**EXERCISE OBJECTIVE**
Retype the records below exactly as they appear, but leave out any pictures.

Extracted data entries:
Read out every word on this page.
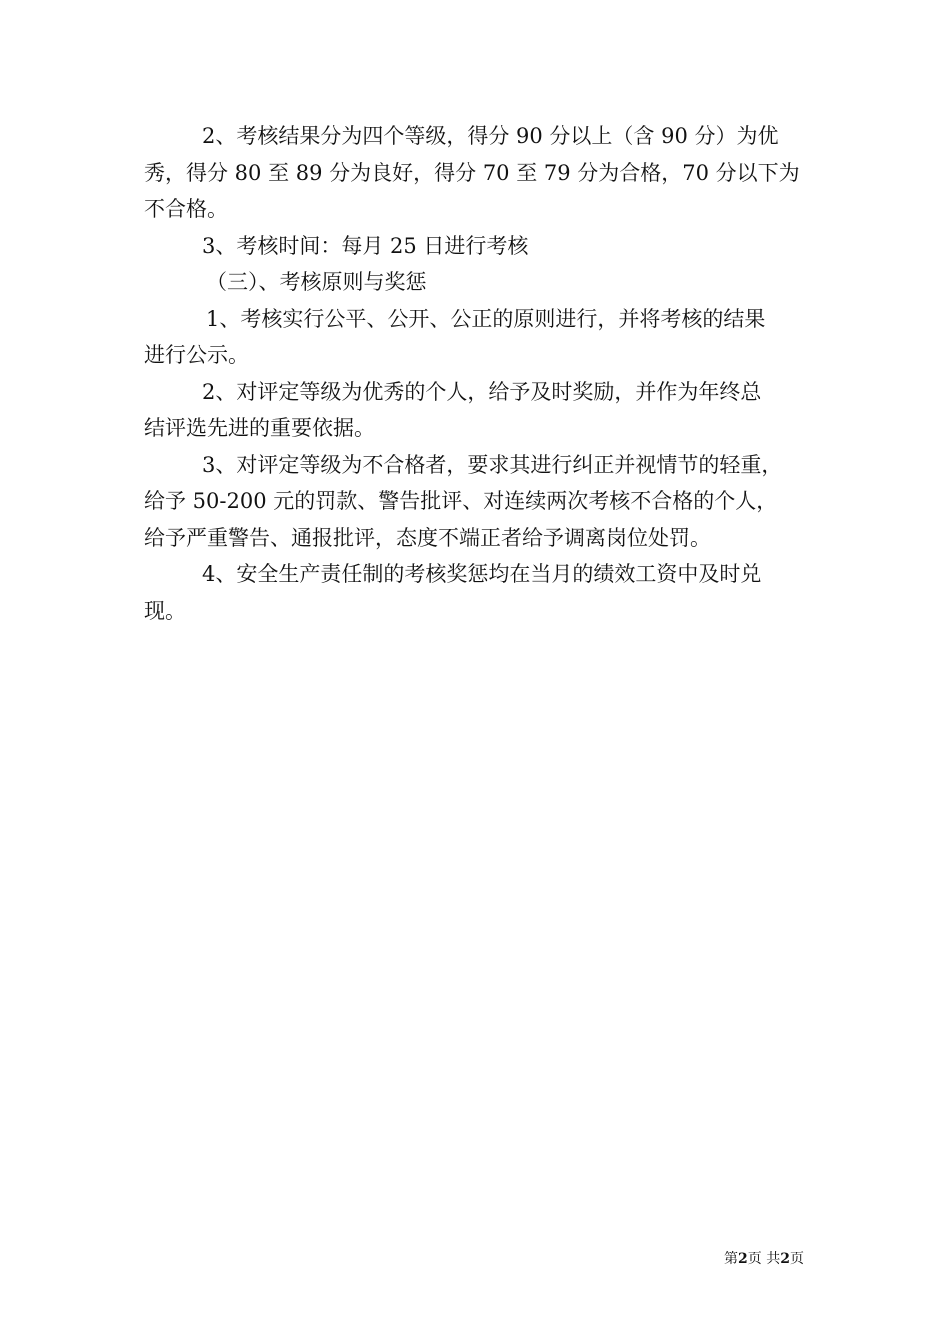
2、考核结果分为四个等级，得分 90 分以上（含 90 分）为优
秀，得分 80 至 89 分为良好，得分 70 至 79 分为合格，70 分以下为
不合格。

3、考核时间：每月 25 日进行考核

（三）、考核原则与奖惩

1、考核实行公平、公开、公正的原则进行，并将考核的结果
进行公示。

2、对评定等级为优秀的个人，给予及时奖励，并作为年终总
结评选先进的重要依据。

3、对评定等级为不合格者，要求其进行纠正并视情节的轻重，
给予 50-200 元的罚款、警告批评、对连续两次考核不合格的个人，
给予严重警告、通报批评，态度不端正者给予调离岗位处罚。

4、安全生产责任制的考核奖惩均在当月的绩效工资中及时兑
现。

第2页 共2页
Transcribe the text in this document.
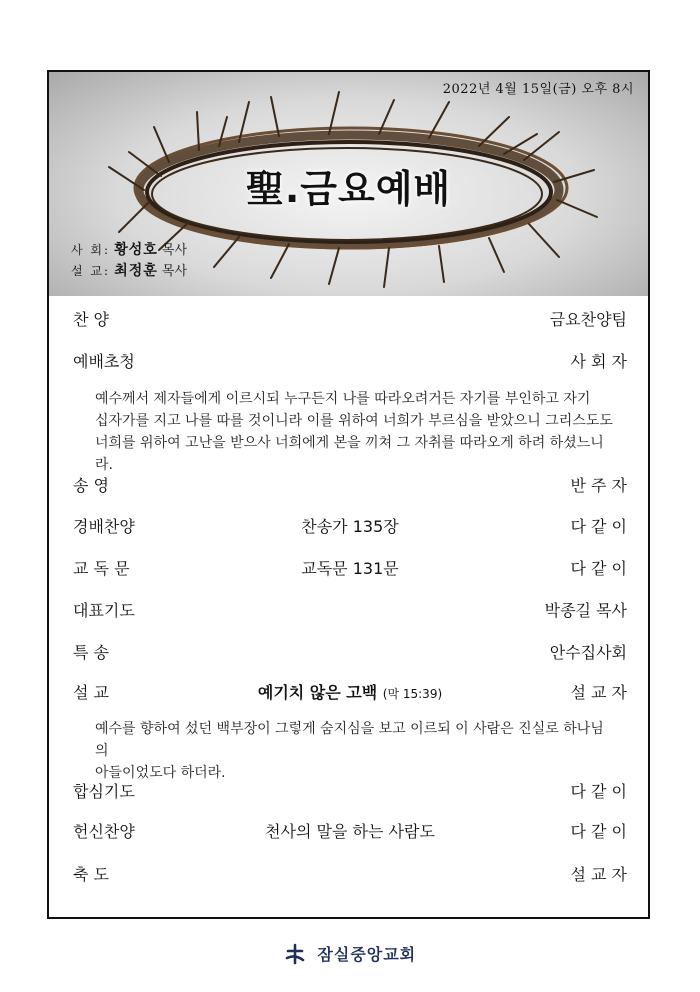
2022년 4월 15일(금) 오후 8시
聖.금요예배
사 회: 황성호 목사
설 교: 최정훈 목사
찬 양	금요찬양팀
예배초청	사 회 자
예수께서 제자들에게 이르시되 누구든지 나를 따라오려거든 자기를 부인하고 자기
십자가를 지고 나를 따를 것이니라 이를 위하여 너희가 부르심을 받았으니 그리스도도
너희를 위하여 고난을 받으사 너희에게 본을 끼쳐 그 자취를 따라오게 하려 하셨느니라.
송 영	반 주 자
경배찬양	찬송가 135장	다 같 이
교 독 문	교독문 131문	다 같 이
대표기도	박종길 목사
특 송	안수집사회
설 교	예기치 않은 고백 (막 15:39)	설 교 자
예수를 향하여 섰던 백부장이 그렇게 숨지심을 보고 이르되 이 사람은 진실로 하나님의
아들이었도다 하더라.
합심기도	다 같 이
헌신찬양	천사의 말을 하는 사람도	다 같 이
축 도	설 교 자
잠실중앙교회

**CORRECT ANSWER**
Read out every word on this page.
2、考核结果分为四个等级，得分 90 分以上（含 90 分）为优
秀，得分 80 至 89 分为良好，得分 70 至 79 分为合格，70 分以下为
不合格。

3、考核时间：每月 25 日进行考核

（三）、考核原则与奖惩

1、考核实行公平、公开、公正的原则进行，并将考核的结果
进行公示。

2、对评定等级为优秀的个人，给予及时奖励，并作为年终总
结评选先进的重要依据。

3、对评定等级为不合格者，要求其进行纠正并视情节的轻重，
给予 50-200 元的罚款、警告批评、对连续两次考核不合格的个人，
给予严重警告、通报批评，态度不端正者给予调离岗位处罚。

4、安全生产责任制的考核奖惩均在当月的绩效工资中及时兑
现。

第2页 共2页
Transcribe the text in this document.
2022년 4월 15일(금) 오후 8시
聖.금요예배
사 회: 황성호 목사
설 교: 최정훈 목사
찬 양	금요찬양팀
예배초청	사 회 자
예수께서 제자들에게 이르시되 누구든지 나를 따라오려거든 자기를 부인하고 자기
십자가를 지고 나를 따를 것이니라 이를 위하여 너희가 부르심을 받았으니 그리스도도
너희를 위하여 고난을 받으사 너희에게 본을 끼쳐 그 자취를 따라오게 하려 하셨느니라.
송 영	반 주 자
경배찬양	찬송가 135장	다 같 이
교 독 문	교독문 131문	다 같 이
대표기도	박종길 목사
특 송	안수집사회
설 교	예기치 않은 고백 (막 15:39)	설 교 자
예수를 향하여 섰던 백부장이 그렇게 숨지심을 보고 이르되 이 사람은 진실로 하나님의
아들이었도다 하더라.
합심기도	다 같 이
헌신찬양	천사의 말을 하는 사람도	다 같 이
축 도	설 교 자
잠실중앙교회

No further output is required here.